** START Source document **
Re: [Dovecot] search and UTF-8 normalization forms (NFD)
On 21.5.2013, at 14.41, Lutz Preßler wrote: > On Mi, 15 Mai 2013, Timo Sirainen wrote: > >> On 11.5.2013, at 18.13, Florian Zeitz wrote: >>> So... I had a look at this. Turns out that the current implementation of >>> Unicode decomposition (Step 2(b) in i;unicode-casemap) in Dovecot is >>> broken. It only handles decomposition properties that include a tag. >>> I've attached a hg export that fixes this. >> >> Thanks, added to v2.1 and v2.2 hg. >> > Thanks, but there seems to be still a problem left. Sender search > yields all Krüger mails without fts_lucene. But with fts_lucene > enabled - and files in lucene-indexes/ existing - it's not. > (If I delete the lucene-index files and search for sender, > result is correct - but only until they are recreated.) Fixed finally: http://hg.dovecot.org/dovecot-2.2/rev/7e54af474ea4 Add plugin { fts_lucene = normalize no_snowball } setting (NOTE: this change causes all the existing lucene indexes to be rebuilt). This fts-lucene is getting rather annoying. I wonder if all of this is somehow magically solved in Solr.
** END Source document **
** START Data entries **
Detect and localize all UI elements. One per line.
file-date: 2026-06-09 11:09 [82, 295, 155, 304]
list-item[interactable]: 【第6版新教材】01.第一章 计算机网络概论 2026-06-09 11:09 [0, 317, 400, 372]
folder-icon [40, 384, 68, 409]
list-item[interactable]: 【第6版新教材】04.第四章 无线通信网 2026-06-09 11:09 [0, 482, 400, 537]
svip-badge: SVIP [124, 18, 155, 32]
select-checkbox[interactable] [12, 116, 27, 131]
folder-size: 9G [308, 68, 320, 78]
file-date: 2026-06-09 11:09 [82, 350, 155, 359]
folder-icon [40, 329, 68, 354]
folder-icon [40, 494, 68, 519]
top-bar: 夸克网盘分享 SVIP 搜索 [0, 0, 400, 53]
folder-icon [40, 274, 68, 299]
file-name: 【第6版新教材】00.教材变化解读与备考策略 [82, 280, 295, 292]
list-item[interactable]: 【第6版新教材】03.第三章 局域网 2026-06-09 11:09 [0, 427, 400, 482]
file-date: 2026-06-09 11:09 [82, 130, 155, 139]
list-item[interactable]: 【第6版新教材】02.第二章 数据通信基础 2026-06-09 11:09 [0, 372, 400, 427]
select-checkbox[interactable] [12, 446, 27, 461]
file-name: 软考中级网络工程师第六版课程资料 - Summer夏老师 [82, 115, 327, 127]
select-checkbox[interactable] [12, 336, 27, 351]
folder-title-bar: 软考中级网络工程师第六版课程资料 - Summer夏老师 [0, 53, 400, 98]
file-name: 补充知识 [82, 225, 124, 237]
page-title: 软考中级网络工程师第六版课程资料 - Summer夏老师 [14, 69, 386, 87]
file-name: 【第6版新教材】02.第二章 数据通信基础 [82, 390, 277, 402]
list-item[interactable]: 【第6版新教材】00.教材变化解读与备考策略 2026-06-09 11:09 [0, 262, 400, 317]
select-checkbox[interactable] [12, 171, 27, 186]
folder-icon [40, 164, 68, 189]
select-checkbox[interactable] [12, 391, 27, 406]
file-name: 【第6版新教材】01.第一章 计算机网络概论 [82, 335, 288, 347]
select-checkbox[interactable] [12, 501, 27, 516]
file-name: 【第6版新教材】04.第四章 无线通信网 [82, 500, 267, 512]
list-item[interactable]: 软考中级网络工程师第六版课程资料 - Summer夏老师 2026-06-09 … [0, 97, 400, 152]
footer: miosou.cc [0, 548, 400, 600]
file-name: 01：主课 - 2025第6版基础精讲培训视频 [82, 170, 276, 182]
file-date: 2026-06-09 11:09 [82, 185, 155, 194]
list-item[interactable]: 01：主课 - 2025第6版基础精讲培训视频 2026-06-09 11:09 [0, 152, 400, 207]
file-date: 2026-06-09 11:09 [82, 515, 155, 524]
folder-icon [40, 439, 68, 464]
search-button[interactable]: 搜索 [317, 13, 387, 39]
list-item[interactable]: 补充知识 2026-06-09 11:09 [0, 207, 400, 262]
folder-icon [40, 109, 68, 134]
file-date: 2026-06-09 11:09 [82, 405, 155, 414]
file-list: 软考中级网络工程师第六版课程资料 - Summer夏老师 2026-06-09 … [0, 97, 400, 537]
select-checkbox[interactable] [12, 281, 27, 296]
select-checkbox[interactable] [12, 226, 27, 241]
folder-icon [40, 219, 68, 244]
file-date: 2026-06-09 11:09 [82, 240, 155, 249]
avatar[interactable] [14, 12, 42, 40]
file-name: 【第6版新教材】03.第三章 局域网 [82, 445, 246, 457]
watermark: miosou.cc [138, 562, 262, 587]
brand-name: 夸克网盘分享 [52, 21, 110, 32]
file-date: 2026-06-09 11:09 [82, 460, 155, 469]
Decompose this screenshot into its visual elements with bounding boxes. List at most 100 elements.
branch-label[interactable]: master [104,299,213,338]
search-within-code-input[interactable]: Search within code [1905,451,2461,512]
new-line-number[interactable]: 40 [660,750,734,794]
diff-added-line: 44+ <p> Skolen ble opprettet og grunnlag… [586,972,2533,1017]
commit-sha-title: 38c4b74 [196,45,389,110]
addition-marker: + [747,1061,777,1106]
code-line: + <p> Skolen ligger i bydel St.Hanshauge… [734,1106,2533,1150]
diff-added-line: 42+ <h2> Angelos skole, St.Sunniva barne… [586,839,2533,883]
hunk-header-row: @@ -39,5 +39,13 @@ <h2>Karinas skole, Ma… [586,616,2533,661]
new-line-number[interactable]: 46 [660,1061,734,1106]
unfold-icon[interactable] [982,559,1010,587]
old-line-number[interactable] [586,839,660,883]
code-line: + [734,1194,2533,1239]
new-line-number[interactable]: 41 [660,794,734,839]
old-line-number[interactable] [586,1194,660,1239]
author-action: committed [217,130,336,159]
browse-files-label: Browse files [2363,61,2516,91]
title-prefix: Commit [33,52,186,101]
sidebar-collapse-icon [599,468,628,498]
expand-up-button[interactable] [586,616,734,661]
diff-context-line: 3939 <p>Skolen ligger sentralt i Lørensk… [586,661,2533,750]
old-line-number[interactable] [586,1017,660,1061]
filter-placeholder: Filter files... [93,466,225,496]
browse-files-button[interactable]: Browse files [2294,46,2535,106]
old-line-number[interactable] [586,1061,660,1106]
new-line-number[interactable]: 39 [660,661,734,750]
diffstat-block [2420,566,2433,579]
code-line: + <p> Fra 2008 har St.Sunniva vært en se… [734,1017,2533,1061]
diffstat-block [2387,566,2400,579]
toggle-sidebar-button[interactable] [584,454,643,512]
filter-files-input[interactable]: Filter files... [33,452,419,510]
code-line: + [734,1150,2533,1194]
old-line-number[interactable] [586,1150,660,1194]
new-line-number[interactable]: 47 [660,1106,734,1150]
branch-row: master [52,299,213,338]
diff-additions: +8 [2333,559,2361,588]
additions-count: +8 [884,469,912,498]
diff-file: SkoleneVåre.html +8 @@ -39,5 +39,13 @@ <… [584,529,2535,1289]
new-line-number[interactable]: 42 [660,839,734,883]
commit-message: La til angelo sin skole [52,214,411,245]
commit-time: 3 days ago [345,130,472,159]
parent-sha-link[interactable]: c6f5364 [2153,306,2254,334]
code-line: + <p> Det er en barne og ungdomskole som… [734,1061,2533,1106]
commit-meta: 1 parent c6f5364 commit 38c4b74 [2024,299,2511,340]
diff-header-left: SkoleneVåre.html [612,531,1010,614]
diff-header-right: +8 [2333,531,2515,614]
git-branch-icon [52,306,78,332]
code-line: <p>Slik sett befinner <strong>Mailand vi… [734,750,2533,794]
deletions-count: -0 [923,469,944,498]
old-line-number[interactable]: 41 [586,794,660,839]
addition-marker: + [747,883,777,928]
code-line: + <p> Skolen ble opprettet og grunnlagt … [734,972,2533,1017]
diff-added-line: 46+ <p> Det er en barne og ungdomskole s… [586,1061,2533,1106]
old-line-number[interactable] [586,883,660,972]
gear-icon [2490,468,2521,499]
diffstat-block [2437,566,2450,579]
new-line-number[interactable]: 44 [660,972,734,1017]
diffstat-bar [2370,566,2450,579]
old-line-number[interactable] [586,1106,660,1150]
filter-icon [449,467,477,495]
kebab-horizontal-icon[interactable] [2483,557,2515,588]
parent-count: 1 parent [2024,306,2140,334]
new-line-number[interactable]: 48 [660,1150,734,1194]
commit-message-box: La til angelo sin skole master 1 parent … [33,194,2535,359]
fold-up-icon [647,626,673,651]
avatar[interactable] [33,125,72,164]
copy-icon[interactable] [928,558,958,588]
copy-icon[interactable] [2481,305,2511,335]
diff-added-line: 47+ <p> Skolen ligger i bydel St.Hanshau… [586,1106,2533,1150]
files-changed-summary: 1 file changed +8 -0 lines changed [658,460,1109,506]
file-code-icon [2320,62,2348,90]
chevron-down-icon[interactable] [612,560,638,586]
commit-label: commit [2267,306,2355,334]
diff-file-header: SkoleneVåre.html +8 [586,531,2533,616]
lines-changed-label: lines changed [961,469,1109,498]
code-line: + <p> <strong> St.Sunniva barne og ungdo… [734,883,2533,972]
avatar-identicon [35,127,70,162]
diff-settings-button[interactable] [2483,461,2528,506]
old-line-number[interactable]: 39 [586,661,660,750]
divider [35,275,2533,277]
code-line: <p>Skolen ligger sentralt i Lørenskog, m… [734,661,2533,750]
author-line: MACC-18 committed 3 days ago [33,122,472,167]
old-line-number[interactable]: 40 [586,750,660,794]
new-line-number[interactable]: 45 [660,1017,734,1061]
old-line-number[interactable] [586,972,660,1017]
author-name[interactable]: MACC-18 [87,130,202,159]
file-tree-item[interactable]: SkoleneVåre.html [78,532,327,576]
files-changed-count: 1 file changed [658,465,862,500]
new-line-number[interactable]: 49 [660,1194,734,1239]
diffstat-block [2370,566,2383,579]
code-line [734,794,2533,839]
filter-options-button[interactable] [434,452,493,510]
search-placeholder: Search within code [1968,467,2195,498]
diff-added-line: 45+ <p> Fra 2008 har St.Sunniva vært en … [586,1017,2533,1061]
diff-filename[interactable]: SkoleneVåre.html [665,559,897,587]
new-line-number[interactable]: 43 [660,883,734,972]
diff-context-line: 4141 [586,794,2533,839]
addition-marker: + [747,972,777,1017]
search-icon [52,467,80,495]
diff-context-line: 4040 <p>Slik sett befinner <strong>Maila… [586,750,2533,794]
** END Data entries **
> Exercise objective
Render the sentence "I wonder if all of this is somehow magically solved in Solr." from the Dovecot search thread in German.

> Exercise answer
Ich frage mich, ob das alles in Solr irgendwie wie von Zauberhand gelöst ist.